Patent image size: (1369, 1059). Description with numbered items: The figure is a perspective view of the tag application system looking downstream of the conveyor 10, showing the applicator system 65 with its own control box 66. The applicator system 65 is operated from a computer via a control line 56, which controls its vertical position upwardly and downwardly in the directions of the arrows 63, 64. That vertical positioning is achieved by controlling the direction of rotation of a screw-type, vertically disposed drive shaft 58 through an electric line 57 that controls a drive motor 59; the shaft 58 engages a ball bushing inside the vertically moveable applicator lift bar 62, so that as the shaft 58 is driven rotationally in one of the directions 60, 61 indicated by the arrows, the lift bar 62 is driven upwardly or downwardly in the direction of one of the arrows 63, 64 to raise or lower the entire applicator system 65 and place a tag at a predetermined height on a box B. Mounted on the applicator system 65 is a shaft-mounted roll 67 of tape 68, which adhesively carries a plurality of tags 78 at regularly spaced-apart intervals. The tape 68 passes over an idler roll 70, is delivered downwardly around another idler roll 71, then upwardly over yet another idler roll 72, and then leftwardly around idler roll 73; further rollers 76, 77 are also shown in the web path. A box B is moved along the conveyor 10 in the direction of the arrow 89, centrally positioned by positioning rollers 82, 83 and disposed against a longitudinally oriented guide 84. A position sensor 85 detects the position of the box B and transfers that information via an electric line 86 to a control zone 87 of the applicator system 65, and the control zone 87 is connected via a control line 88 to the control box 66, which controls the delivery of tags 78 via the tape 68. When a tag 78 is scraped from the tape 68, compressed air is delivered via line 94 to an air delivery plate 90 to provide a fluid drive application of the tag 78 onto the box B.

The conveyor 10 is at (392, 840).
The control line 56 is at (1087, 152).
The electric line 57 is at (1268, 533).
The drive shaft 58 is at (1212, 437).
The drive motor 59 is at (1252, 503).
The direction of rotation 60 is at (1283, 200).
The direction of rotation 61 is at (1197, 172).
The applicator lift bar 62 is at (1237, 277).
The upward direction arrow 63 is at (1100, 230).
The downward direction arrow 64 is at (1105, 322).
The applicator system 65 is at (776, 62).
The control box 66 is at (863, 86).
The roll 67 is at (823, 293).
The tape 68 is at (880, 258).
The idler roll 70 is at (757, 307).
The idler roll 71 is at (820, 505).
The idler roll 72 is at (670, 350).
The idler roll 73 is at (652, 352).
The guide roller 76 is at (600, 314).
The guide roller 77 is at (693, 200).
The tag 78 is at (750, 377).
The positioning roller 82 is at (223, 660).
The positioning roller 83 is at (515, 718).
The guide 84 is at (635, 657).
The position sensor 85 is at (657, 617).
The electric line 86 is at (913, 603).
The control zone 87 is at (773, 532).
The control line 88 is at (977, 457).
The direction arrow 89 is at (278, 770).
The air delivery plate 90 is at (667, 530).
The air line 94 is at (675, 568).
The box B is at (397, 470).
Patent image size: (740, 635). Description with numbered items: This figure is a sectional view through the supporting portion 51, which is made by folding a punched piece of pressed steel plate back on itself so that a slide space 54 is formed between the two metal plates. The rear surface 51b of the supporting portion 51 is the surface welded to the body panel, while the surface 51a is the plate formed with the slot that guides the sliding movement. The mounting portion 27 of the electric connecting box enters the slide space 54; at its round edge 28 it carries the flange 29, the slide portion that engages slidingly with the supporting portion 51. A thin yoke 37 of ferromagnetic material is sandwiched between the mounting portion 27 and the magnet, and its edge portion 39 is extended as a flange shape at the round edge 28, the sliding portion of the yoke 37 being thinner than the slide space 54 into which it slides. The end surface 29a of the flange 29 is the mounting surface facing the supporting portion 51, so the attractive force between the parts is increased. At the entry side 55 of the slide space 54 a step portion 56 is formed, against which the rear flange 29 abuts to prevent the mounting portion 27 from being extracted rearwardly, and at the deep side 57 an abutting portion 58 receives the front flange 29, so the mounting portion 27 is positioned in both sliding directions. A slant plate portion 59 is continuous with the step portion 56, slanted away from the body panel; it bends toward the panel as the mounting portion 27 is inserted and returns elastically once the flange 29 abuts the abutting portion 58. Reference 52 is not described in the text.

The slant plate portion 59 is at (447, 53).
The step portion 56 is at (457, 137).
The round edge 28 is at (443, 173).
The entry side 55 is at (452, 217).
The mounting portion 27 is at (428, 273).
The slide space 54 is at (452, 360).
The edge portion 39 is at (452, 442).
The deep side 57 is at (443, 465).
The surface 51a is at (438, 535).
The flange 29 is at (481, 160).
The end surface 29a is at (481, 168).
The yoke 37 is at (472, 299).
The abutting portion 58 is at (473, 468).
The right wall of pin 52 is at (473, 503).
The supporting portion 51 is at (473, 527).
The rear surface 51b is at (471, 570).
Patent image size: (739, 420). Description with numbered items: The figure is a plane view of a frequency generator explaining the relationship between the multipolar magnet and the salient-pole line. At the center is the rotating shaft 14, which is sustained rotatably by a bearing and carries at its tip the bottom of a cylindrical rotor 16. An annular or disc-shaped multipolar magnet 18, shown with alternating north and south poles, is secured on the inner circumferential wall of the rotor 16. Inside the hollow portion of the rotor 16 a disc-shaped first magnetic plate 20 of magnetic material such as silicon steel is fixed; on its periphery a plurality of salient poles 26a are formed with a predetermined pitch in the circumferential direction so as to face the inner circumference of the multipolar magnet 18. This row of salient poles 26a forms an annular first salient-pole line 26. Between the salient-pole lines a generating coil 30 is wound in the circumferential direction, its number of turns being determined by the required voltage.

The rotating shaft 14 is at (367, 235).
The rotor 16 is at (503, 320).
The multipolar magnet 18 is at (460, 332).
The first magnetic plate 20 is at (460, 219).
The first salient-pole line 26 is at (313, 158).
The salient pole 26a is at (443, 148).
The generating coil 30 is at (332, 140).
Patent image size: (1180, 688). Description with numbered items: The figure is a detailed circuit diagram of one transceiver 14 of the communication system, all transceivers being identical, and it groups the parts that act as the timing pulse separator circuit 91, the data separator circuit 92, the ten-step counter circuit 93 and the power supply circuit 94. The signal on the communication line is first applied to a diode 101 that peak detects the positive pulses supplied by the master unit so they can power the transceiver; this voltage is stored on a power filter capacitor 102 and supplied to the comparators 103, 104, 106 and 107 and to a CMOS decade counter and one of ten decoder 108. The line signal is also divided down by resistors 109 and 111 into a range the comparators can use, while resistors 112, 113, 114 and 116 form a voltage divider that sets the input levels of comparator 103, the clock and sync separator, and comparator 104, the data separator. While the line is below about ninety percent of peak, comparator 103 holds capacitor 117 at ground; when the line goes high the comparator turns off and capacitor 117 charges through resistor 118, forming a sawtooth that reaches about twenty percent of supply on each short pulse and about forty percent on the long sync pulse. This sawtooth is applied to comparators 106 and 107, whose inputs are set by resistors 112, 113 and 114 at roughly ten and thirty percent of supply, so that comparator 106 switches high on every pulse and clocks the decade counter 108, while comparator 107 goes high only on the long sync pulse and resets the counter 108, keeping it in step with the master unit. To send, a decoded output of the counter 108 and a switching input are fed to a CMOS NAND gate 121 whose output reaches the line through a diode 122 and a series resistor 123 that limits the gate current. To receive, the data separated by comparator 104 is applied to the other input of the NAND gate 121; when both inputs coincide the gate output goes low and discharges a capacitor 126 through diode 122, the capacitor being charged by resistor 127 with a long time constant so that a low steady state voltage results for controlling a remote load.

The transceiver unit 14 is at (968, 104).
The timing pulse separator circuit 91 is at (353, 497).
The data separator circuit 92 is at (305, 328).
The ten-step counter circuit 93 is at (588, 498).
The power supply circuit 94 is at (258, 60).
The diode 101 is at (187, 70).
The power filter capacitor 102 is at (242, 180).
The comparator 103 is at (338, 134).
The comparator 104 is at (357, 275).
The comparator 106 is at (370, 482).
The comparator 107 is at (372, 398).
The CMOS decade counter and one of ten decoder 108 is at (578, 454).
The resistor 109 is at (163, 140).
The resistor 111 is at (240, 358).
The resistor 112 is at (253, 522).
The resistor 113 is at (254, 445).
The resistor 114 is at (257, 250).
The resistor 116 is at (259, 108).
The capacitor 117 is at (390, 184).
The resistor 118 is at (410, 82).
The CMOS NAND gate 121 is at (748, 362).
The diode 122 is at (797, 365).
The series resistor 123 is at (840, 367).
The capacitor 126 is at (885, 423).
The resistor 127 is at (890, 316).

* * * * * * * * *

Please edit the lines starting at the line that contains "Patent image size: (739, 420)." and ending at the line that contains "The generating coil 30 is at (332, 140).", replacing "frequency generator" with "tachometer generator" and leaving everything else unchanged. Give only those lines.

Patent image size: (739, 420). Description with numbered items: The figure is a plane view of a tachometer generator explaining the relationship between the multipolar magnet and the salient-pole line. At the center is the rotating shaft 14, which is sustained rotatably by a bearing and carries at its tip the bottom of a cylindrical rotor 16. An annular or disc-shaped multipolar magnet 18, shown with alternating north and south poles, is secured on the inner circumferential wall of the rotor 16. Inside the hollow portion of the rotor 16 a disc-shaped first magnetic plate 20 of magnetic material such as silicon steel is fixed; on its periphery a plurality of salient poles 26a are formed with a predetermined pitch in the circumferential direction so as to face the inner circumference of the multipolar magnet 18. This row of salient poles 26a forms an annular first salient-pole line 26. Between the salient-pole lines a generating coil 30 is wound in the circumferential direction, its number of turns being determined by the required voltage.

The rotating shaft 14 is at (367, 235).
The rotor 16 is at (503, 320).
The multipolar magnet 18 is at (460, 332).
The first magnetic plate 20 is at (460, 219).
The first salient-pole line 26 is at (313, 158).
The salient pole 26a is at (443, 148).
The generating coil 30 is at (332, 140).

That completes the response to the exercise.